▶ WHAT THE TASK ASKS: Return the records that follow unaltered. Omit every picture.

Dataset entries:
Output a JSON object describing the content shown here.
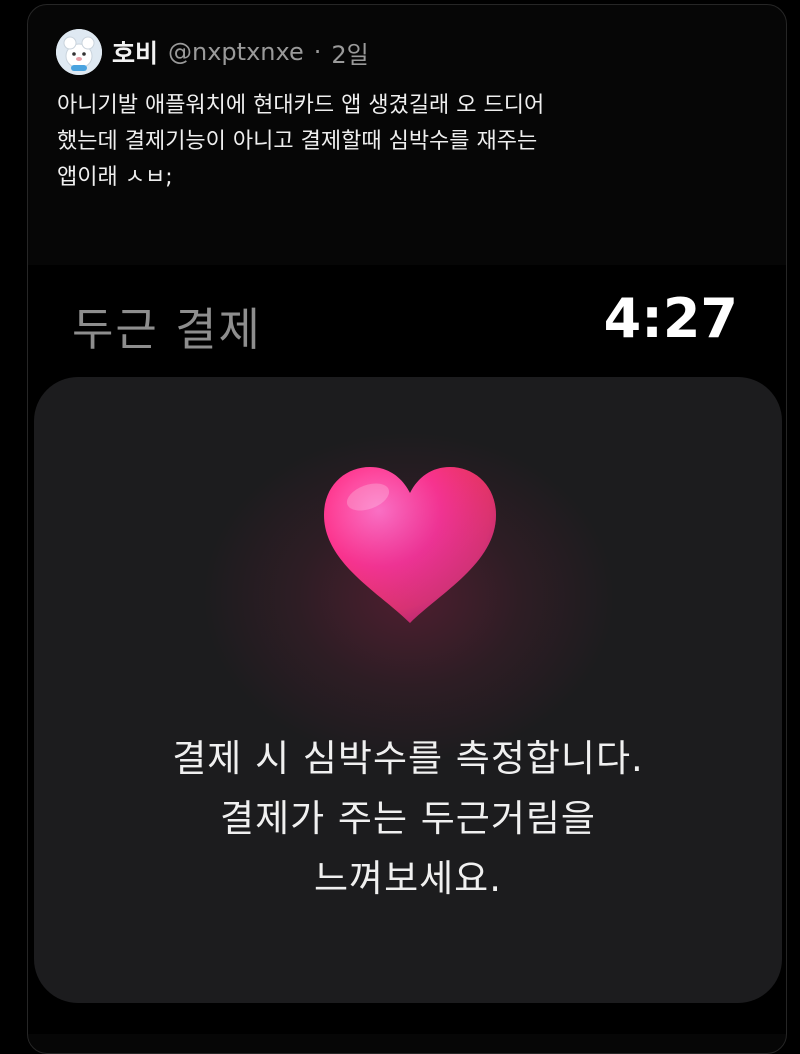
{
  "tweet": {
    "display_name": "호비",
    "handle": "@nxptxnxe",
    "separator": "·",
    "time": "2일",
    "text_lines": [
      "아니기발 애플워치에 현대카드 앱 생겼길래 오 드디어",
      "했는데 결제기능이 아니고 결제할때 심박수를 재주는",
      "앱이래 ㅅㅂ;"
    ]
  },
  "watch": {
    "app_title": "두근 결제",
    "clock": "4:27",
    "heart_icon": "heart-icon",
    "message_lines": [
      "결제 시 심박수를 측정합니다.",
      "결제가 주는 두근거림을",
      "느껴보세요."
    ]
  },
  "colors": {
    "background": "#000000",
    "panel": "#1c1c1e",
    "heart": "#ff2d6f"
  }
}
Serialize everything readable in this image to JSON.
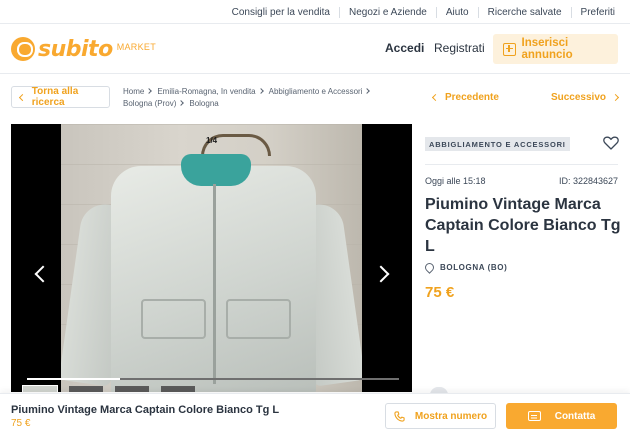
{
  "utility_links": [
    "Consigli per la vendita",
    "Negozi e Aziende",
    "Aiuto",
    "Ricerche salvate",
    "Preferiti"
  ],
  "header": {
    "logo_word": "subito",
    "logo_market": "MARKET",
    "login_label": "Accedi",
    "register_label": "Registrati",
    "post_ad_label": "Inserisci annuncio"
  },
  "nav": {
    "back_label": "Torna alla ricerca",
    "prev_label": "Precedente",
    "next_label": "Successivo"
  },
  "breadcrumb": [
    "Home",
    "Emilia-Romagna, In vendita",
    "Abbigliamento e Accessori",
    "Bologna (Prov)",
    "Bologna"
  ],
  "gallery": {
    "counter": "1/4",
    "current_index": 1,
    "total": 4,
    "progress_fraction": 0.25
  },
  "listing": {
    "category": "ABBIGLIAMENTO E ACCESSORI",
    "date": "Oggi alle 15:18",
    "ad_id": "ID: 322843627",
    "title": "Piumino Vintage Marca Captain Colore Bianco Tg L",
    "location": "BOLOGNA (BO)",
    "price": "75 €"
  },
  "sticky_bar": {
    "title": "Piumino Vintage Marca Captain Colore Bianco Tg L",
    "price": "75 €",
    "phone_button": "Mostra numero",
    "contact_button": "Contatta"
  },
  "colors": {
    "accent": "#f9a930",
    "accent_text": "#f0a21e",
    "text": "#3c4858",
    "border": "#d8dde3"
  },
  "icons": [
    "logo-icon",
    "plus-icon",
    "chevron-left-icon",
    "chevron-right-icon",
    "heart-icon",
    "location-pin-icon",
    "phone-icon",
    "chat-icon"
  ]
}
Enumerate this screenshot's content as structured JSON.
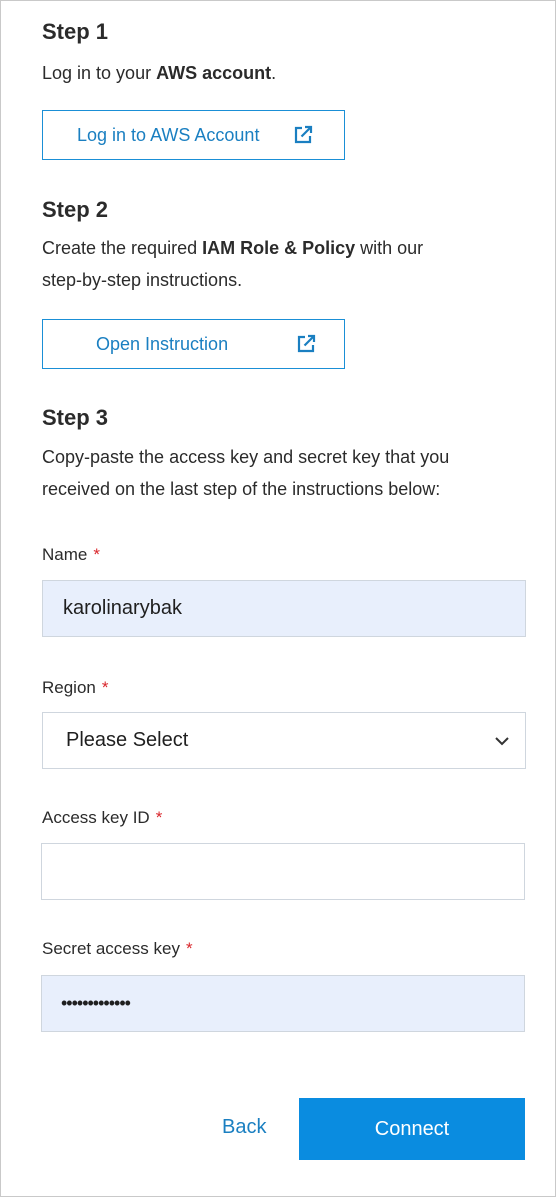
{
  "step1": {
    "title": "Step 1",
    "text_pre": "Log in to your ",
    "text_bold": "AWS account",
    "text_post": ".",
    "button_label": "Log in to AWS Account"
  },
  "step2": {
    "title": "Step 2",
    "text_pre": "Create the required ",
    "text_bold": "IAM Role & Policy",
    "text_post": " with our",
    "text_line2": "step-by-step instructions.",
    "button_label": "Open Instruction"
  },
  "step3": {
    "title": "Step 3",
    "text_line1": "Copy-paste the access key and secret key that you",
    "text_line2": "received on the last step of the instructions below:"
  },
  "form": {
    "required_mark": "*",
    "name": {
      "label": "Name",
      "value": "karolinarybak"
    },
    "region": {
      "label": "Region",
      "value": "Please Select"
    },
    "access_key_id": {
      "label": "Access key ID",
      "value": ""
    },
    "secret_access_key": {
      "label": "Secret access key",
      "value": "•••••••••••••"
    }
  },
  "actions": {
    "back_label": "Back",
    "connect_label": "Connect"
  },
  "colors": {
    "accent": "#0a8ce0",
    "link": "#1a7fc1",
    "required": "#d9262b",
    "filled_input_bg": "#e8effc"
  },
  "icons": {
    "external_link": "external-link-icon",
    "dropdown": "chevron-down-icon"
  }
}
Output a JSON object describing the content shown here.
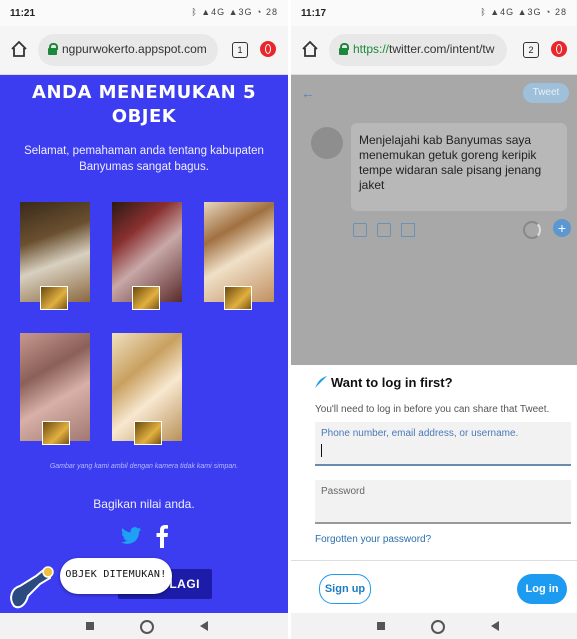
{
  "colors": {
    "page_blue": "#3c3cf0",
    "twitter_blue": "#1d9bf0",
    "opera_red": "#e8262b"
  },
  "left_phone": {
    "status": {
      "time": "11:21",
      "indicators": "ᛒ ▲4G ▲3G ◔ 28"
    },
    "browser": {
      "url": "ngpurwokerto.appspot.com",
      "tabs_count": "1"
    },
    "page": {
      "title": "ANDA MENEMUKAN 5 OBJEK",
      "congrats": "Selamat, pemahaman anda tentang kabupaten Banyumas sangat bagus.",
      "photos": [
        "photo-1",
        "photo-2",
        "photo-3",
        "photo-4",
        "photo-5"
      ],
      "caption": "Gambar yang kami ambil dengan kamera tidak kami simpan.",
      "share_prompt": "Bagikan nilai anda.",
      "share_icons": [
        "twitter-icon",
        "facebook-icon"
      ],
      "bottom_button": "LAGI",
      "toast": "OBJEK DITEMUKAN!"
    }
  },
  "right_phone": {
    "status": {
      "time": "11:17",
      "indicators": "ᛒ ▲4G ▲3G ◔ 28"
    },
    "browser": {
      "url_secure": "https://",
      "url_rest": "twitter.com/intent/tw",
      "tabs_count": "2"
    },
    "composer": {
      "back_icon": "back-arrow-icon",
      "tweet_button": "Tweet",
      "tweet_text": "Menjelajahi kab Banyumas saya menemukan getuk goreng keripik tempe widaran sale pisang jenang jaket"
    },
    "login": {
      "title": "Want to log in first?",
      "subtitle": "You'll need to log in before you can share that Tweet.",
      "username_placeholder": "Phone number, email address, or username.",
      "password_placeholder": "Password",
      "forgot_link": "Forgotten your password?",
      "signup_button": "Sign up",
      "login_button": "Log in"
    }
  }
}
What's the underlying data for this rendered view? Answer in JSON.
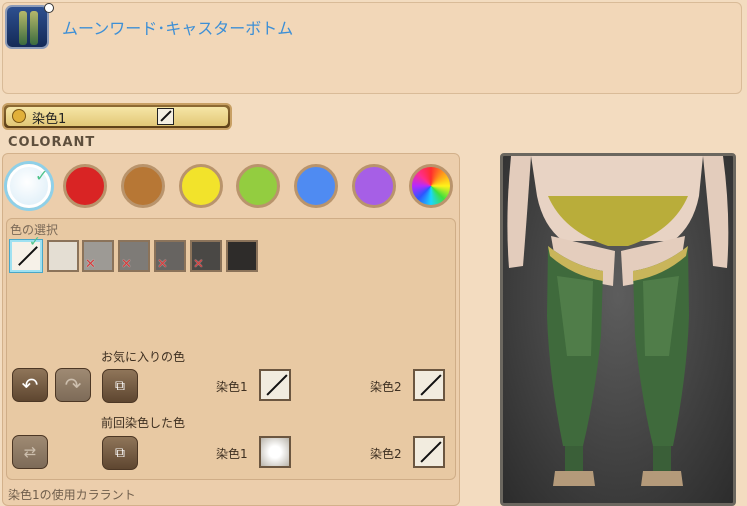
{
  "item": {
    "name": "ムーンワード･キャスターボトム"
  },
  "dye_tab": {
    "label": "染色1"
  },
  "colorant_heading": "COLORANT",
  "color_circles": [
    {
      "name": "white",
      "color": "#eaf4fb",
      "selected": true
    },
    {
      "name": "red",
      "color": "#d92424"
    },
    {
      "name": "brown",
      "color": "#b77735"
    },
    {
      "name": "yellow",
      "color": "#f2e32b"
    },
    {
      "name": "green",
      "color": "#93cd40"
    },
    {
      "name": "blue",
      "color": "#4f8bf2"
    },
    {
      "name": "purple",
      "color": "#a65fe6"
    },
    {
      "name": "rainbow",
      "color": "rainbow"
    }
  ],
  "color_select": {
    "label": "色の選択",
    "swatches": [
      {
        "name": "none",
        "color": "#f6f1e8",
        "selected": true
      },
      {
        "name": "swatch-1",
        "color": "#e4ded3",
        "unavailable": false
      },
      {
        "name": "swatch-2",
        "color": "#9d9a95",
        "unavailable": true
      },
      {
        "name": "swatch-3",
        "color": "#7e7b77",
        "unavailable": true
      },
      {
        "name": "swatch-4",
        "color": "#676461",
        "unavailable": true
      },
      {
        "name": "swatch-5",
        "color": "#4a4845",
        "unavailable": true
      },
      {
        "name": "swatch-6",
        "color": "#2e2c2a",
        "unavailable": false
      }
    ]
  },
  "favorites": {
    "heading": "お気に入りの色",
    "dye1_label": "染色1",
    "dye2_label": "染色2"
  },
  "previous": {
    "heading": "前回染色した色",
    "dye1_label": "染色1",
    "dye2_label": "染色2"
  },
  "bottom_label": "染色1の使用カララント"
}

▶ TASK RESPONSE:
Output a JSON object describing the content shown here.
{
  "tweet": {
    "display_name": "호비",
    "handle": "@nxptxnxe",
    "separator": "·",
    "time": "2일",
    "text_lines": [
      "아니기발 애플워치에 현대카드 앱 생겼길래 오 드디어",
      "했는데 결제기능이 아니고 결제할때 심박수를 재주는",
      "앱이래 ㅅㅂ;"
    ]
  },
  "watch": {
    "app_title": "두근 결제",
    "clock": "4:27",
    "heart_icon": "heart-icon",
    "message_lines": [
      "결제 시 심박수를 측정합니다.",
      "결제가 주는 두근거림을",
      "느껴보세요."
    ]
  },
  "colors": {
    "background": "#000000",
    "panel": "#1c1c1e",
    "heart": "#ff2d6f"
  }
}
Serialize everything readable in this image to JSON.
{
  "utility_links": [
    "Consigli per la vendita",
    "Negozi e Aziende",
    "Aiuto",
    "Ricerche salvate",
    "Preferiti"
  ],
  "header": {
    "logo_word": "subito",
    "logo_market": "MARKET",
    "login_label": "Accedi",
    "register_label": "Registrati",
    "post_ad_label": "Inserisci annuncio"
  },
  "nav": {
    "back_label": "Torna alla ricerca",
    "prev_label": "Precedente",
    "next_label": "Successivo"
  },
  "breadcrumb": [
    "Home",
    "Emilia-Romagna, In vendita",
    "Abbigliamento e Accessori",
    "Bologna (Prov)",
    "Bologna"
  ],
  "gallery": {
    "counter": "1/4",
    "current_index": 1,
    "total": 4,
    "progress_fraction": 0.25
  },
  "listing": {
    "category": "ABBIGLIAMENTO E ACCESSORI",
    "date": "Oggi alle 15:18",
    "ad_id": "ID: 322843627",
    "title": "Piumino Vintage Marca Captain Colore Bianco Tg L",
    "location": "BOLOGNA (BO)",
    "price": "75 €"
  },
  "sticky_bar": {
    "title": "Piumino Vintage Marca Captain Colore Bianco Tg L",
    "price": "75 €",
    "phone_button": "Mostra numero",
    "contact_button": "Contatta"
  },
  "colors": {
    "accent": "#f9a930",
    "accent_text": "#f0a21e",
    "text": "#3c4858",
    "border": "#d8dde3"
  },
  "icons": [
    "logo-icon",
    "plus-icon",
    "chevron-left-icon",
    "chevron-right-icon",
    "heart-icon",
    "location-pin-icon",
    "phone-icon",
    "chat-icon"
  ]
}
Enumerate this screenshot's content as structured JSON.
{
  "step1": {
    "title": "Step 1",
    "text_pre": "Log in to your ",
    "text_bold": "AWS account",
    "text_post": ".",
    "button_label": "Log in to AWS Account"
  },
  "step2": {
    "title": "Step 2",
    "text_pre": "Create the required ",
    "text_bold": "IAM Role & Policy",
    "text_post": " with our",
    "text_line2": "step-by-step instructions.",
    "button_label": "Open Instruction"
  },
  "step3": {
    "title": "Step 3",
    "text_line1": "Copy-paste the access key and secret key that you",
    "text_line2": "received on the last step of the instructions below:"
  },
  "form": {
    "required_mark": "*",
    "name": {
      "label": "Name",
      "value": "karolinarybak"
    },
    "region": {
      "label": "Region",
      "value": "Please Select"
    },
    "access_key_id": {
      "label": "Access key ID",
      "value": ""
    },
    "secret_access_key": {
      "label": "Secret access key",
      "value": "•••••••••••••"
    }
  },
  "actions": {
    "back_label": "Back",
    "connect_label": "Connect"
  },
  "colors": {
    "accent": "#0a8ce0",
    "link": "#1a7fc1",
    "required": "#d9262b",
    "filled_input_bg": "#e8effc"
  },
  "icons": {
    "external_link": "external-link-icon",
    "dropdown": "chevron-down-icon"
  }
}
Output a JSON object describing the content shown here.
{
  "colors": {
    "page_blue": "#3c3cf0",
    "twitter_blue": "#1d9bf0",
    "opera_red": "#e8262b"
  },
  "left_phone": {
    "status": {
      "time": "11:21",
      "indicators": "ᛒ ▲4G ▲3G ◔ 28"
    },
    "browser": {
      "url": "ngpurwokerto.appspot.com",
      "tabs_count": "1"
    },
    "page": {
      "title": "ANDA MENEMUKAN 5 OBJEK",
      "congrats": "Selamat, pemahaman anda tentang kabupaten Banyumas sangat bagus.",
      "photos": [
        "photo-1",
        "photo-2",
        "photo-3",
        "photo-4",
        "photo-5"
      ],
      "caption": "Gambar yang kami ambil dengan kamera tidak kami simpan.",
      "share_prompt": "Bagikan nilai anda.",
      "share_icons": [
        "twitter-icon",
        "facebook-icon"
      ],
      "bottom_button": "LAGI",
      "toast": "OBJEK DITEMUKAN!"
    }
  },
  "right_phone": {
    "status": {
      "time": "11:17",
      "indicators": "ᛒ ▲4G ▲3G ◔ 28"
    },
    "browser": {
      "url_secure": "https://",
      "url_rest": "twitter.com/intent/tw",
      "tabs_count": "2"
    },
    "composer": {
      "back_icon": "back-arrow-icon",
      "tweet_button": "Tweet",
      "tweet_text": "Menjelajahi kab Banyumas saya menemukan getuk goreng keripik tempe widaran sale pisang jenang jaket"
    },
    "login": {
      "title": "Want to log in first?",
      "subtitle": "You'll need to log in before you can share that Tweet.",
      "username_placeholder": "Phone number, email address, or username.",
      "password_placeholder": "Password",
      "forgot_link": "Forgotten your password?",
      "signup_button": "Sign up",
      "login_button": "Log in"
    }
  }
}
What's the underlying data for this rendered view? Answer in JSON.
{
  "item": {
    "name": "ムーンワード･キャスターボトム"
  },
  "dye_tab": {
    "label": "染色1"
  },
  "colorant_heading": "COLORANT",
  "color_circles": [
    {
      "name": "white",
      "color": "#eaf4fb",
      "selected": true
    },
    {
      "name": "red",
      "color": "#d92424"
    },
    {
      "name": "brown",
      "color": "#b77735"
    },
    {
      "name": "yellow",
      "color": "#f2e32b"
    },
    {
      "name": "green",
      "color": "#93cd40"
    },
    {
      "name": "blue",
      "color": "#4f8bf2"
    },
    {
      "name": "purple",
      "color": "#a65fe6"
    },
    {
      "name": "rainbow",
      "color": "rainbow"
    }
  ],
  "color_select": {
    "label": "色の選択",
    "swatches": [
      {
        "name": "none",
        "color": "#f6f1e8",
        "selected": true
      },
      {
        "name": "swatch-1",
        "color": "#e4ded3",
        "unavailable": false
      },
      {
        "name": "swatch-2",
        "color": "#9d9a95",
        "unavailable": true
      },
      {
        "name": "swatch-3",
        "color": "#7e7b77",
        "unavailable": true
      },
      {
        "name": "swatch-4",
        "color": "#676461",
        "unavailable": true
      },
      {
        "name": "swatch-5",
        "color": "#4a4845",
        "unavailable": true
      },
      {
        "name": "swatch-6",
        "color": "#2e2c2a",
        "unavailable": false
      }
    ]
  },
  "favorites": {
    "heading": "お気に入りの色",
    "dye1_label": "染色1",
    "dye2_label": "染色2"
  },
  "previous": {
    "heading": "前回染色した色",
    "dye1_label": "染色1",
    "dye2_label": "染色2"
  },
  "bottom_label": "染色1の使用カララント"
}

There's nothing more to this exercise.